**What the task requires:**
Repeat everything in the material exactly.
::::::::
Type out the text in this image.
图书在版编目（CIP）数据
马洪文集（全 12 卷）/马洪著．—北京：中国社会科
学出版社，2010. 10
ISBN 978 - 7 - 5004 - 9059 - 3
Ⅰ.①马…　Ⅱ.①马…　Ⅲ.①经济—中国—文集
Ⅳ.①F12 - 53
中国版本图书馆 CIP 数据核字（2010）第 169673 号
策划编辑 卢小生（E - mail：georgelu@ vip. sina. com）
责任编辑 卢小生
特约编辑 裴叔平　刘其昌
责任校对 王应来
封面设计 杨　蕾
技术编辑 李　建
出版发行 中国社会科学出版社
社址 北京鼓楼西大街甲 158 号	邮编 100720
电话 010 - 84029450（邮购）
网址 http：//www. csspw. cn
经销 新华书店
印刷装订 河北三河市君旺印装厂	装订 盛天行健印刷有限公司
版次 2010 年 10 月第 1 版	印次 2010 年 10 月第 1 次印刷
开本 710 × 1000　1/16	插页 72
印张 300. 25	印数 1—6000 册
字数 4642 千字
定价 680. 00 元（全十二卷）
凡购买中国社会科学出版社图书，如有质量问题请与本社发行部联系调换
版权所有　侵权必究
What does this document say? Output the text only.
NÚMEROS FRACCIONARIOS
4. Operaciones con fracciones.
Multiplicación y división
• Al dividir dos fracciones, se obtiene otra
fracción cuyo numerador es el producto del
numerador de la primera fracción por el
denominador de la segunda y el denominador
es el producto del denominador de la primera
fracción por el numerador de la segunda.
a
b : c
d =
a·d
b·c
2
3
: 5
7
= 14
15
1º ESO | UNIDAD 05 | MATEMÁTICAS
::::::::
**Result of the task:**
Type out the text in this image.
图书在版编目（CIP）数据
马洪文集（全 12 卷）/马洪著．—北京：中国社会科
学出版社，2010. 10
ISBN 978 - 7 - 5004 - 9059 - 3
Ⅰ.①马…　Ⅱ.①马…　Ⅲ.①经济—中国—文集
Ⅳ.①F12 - 53
中国版本图书馆 CIP 数据核字（2010）第 169673 号
策划编辑 卢小生（E - mail：georgelu@ vip. sina. com）
责任编辑 卢小生
特约编辑 裴叔平　刘其昌
责任校对 王应来
封面设计 杨　蕾
技术编辑 李　建
出版发行 中国社会科学出版社
社址 北京鼓楼西大街甲 158 号	邮编 100720
电话 010 - 84029450（邮购）
网址 http：//www. csspw. cn
经销 新华书店
印刷装订 河北三河市君旺印装厂	装订 盛天行健印刷有限公司
版次 2010 年 10 月第 1 版	印次 2010 年 10 月第 1 次印刷
开本 710 × 1000　1/16	插页 72
印张 300. 25	印数 1—6000 册
字数 4642 千字
定价 680. 00 元（全十二卷）
凡购买中国社会科学出版社图书，如有质量问题请与本社发行部联系调换
版权所有　侵权必究
What does this document say? Output the text only.
NÚMEROS FRACCIONARIOS
4. Operaciones con fracciones.
Multiplicación y división
• Al dividir dos fracciones, se obtiene otra
fracción cuyo numerador es el producto del
numerador de la primera fracción por el
denominador de la segunda y el denominador
es el producto del denominador de la primera
fracción por el numerador de la segunda.
a
b : c
d =
a·d
b·c
2
3
: 5
7
= 14
15
1º ESO | UNIDAD 05 | MATEMÁTICAS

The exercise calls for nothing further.